* **Written request**
Every entry should be repeated exactly. Omit the pictures.

|---|

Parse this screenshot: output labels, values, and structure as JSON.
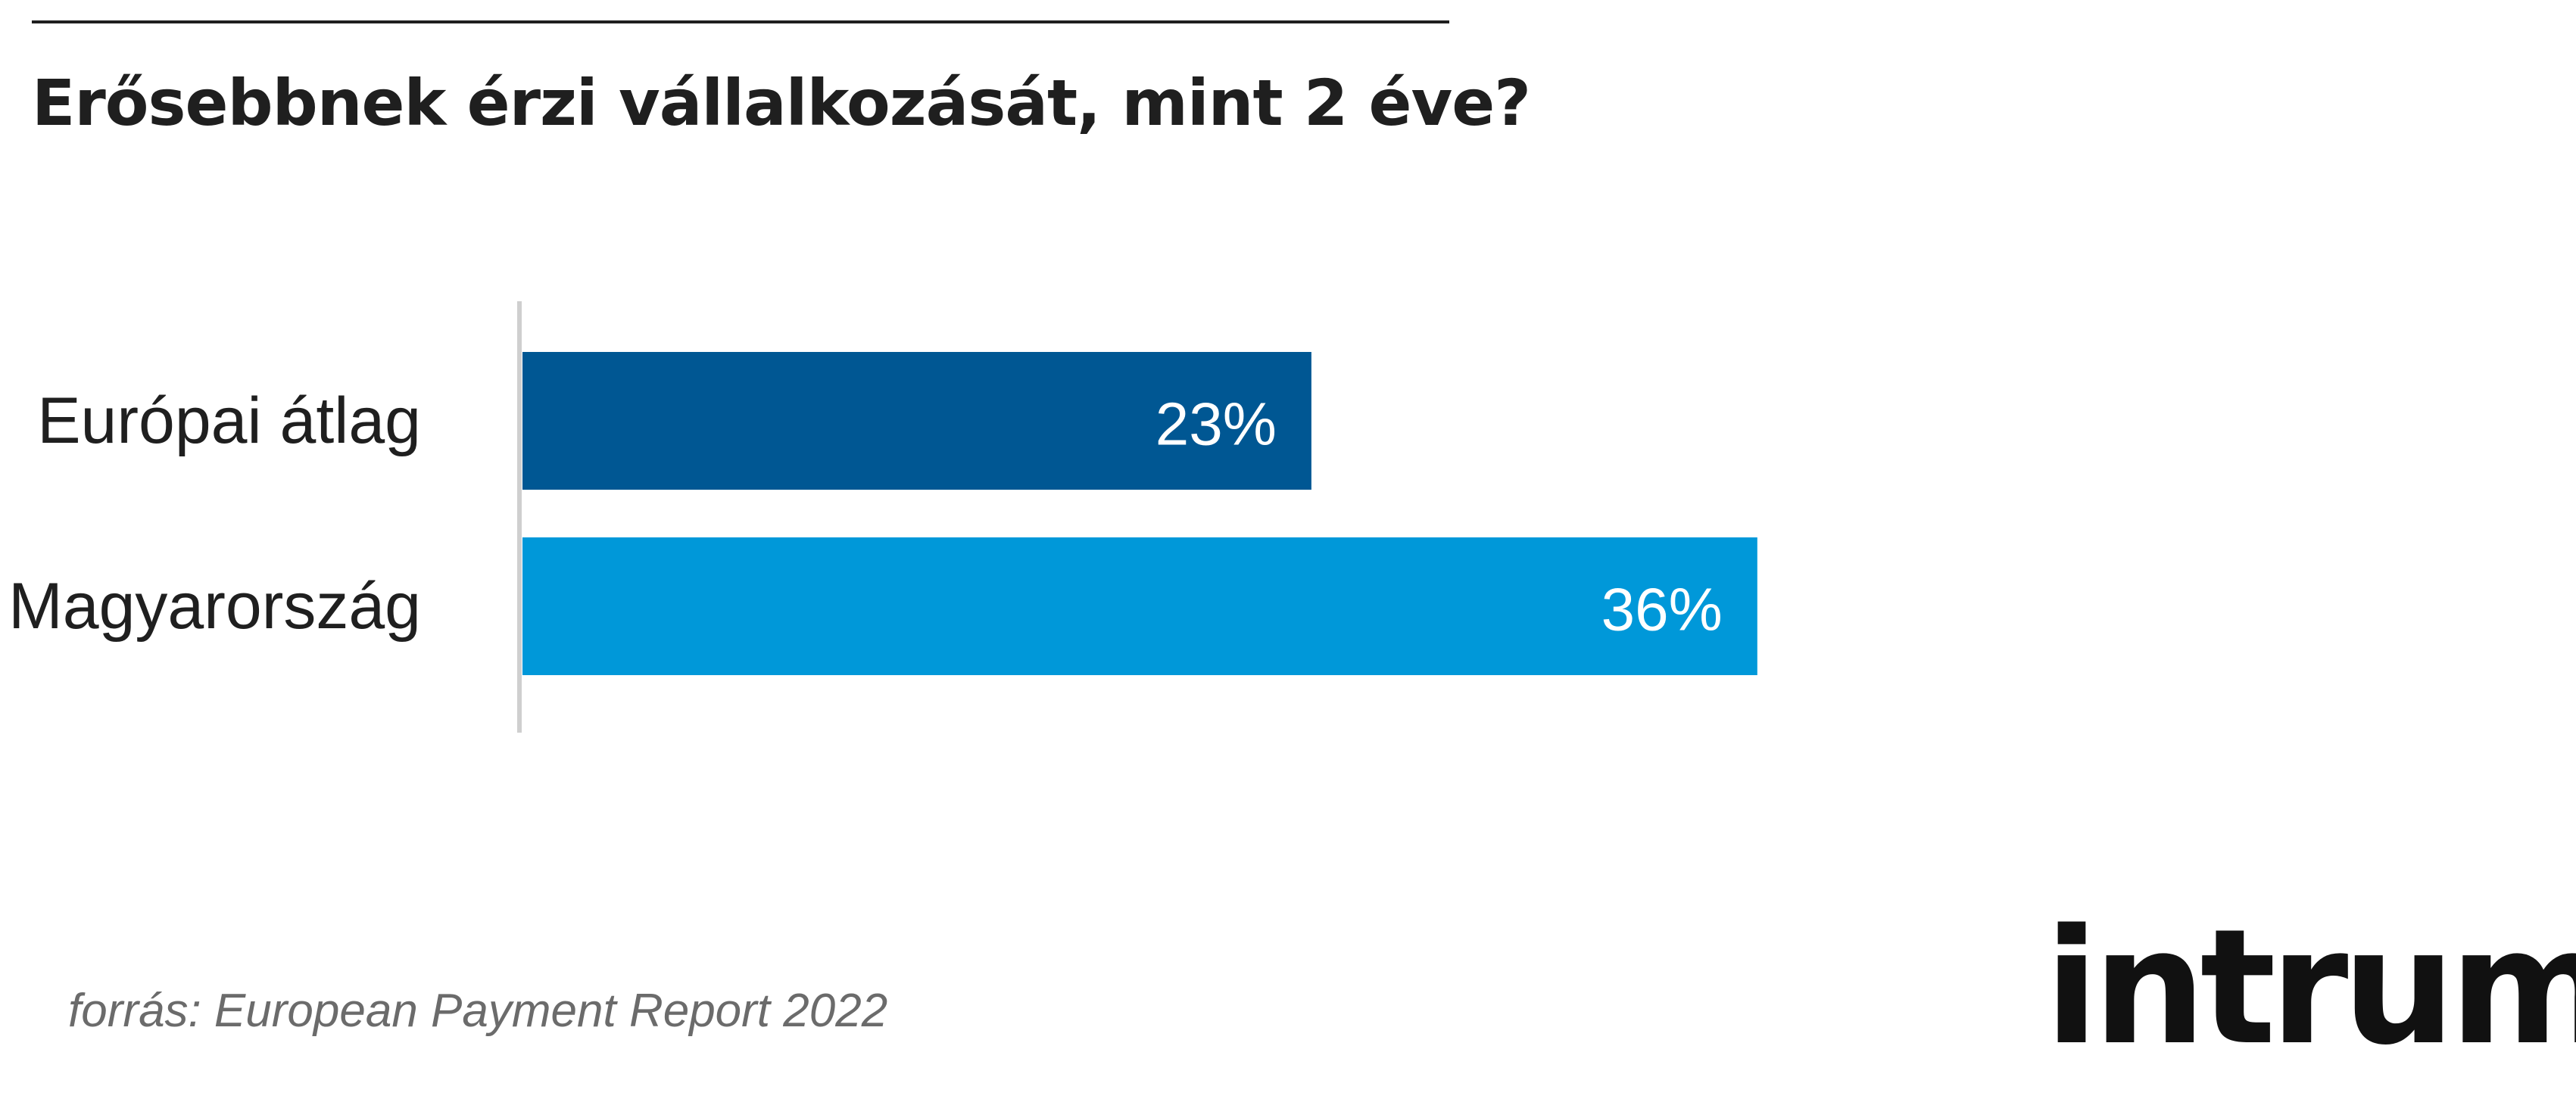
{
  "chart_data": {
    "type": "bar",
    "orientation": "horizontal",
    "title": "Erősebbnek érzi vállalkozását, mint 2 éve?",
    "categories": [
      "Európai átlag",
      "Magyarország"
    ],
    "values": [
      23,
      36
    ],
    "value_labels": [
      "23%",
      "36%"
    ],
    "colors": [
      "#005793",
      "#0098d9"
    ],
    "xlim": [
      0,
      40
    ],
    "grid": false,
    "legend": "none"
  },
  "footer": {
    "source": "forrás: European Payment Report 2022"
  },
  "logo": {
    "text": "intrum"
  }
}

|---|

* **Solution**
Parse this screenshot: output labels, values, and structure as JSON.
{
  "chart_data": {
    "type": "bar",
    "orientation": "horizontal",
    "title": "Erősebbnek érzi vállalkozását, mint 2 éve?",
    "categories": [
      "Európai átlag",
      "Magyarország"
    ],
    "values": [
      23,
      36
    ],
    "value_labels": [
      "23%",
      "36%"
    ],
    "colors": [
      "#005793",
      "#0098d9"
    ],
    "xlim": [
      0,
      40
    ],
    "grid": false,
    "legend": "none"
  },
  "footer": {
    "source": "forrás: European Payment Report 2022"
  },
  "logo": {
    "text": "intrum"
  }
}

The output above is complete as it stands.